┌─ RECORD SET

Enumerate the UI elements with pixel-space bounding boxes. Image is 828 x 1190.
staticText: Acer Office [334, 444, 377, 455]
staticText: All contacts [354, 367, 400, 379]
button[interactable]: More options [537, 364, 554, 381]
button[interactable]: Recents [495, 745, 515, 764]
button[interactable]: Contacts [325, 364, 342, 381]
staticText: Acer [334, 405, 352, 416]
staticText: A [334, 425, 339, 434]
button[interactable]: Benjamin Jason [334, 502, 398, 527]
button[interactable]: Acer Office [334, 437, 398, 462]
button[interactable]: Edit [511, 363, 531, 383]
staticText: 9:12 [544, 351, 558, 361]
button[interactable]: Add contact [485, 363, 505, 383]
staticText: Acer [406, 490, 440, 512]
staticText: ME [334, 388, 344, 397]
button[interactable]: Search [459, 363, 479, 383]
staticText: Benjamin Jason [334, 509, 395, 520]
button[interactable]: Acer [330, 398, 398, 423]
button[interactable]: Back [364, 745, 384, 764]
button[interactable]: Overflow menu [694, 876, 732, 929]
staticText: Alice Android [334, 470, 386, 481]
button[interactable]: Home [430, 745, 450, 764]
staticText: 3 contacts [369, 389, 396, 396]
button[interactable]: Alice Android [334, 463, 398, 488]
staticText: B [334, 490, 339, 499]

└─

■ **WORK REQUIRED**:
Copy the records above line for line, with no changes.

■ **REPLY**:
Enumerate the UI elements with pixel-space bounding boxes. Image is 828 x 1190.
staticText: Acer Office [334, 444, 377, 455]
staticText: All contacts [354, 367, 400, 379]
button[interactable]: More options [537, 364, 554, 381]
button[interactable]: Recents [495, 745, 515, 764]
button[interactable]: Contacts [325, 364, 342, 381]
staticText: Acer [334, 405, 352, 416]
staticText: A [334, 425, 339, 434]
button[interactable]: Benjamin Jason [334, 502, 398, 527]
button[interactable]: Acer Office [334, 437, 398, 462]
button[interactable]: Edit [511, 363, 531, 383]
staticText: 9:12 [544, 351, 558, 361]
button[interactable]: Add contact [485, 363, 505, 383]
staticText: Acer [406, 490, 440, 512]
staticText: ME [334, 388, 344, 397]
button[interactable]: Search [459, 363, 479, 383]
staticText: Benjamin Jason [334, 509, 395, 520]
button[interactable]: Acer [330, 398, 398, 423]
button[interactable]: Back [364, 745, 384, 764]
button[interactable]: Overflow menu [694, 876, 732, 929]
staticText: Alice Android [334, 470, 386, 481]
button[interactable]: Home [430, 745, 450, 764]
staticText: 3 contacts [369, 389, 396, 396]
button[interactable]: Alice Android [334, 463, 398, 488]
staticText: B [334, 490, 339, 499]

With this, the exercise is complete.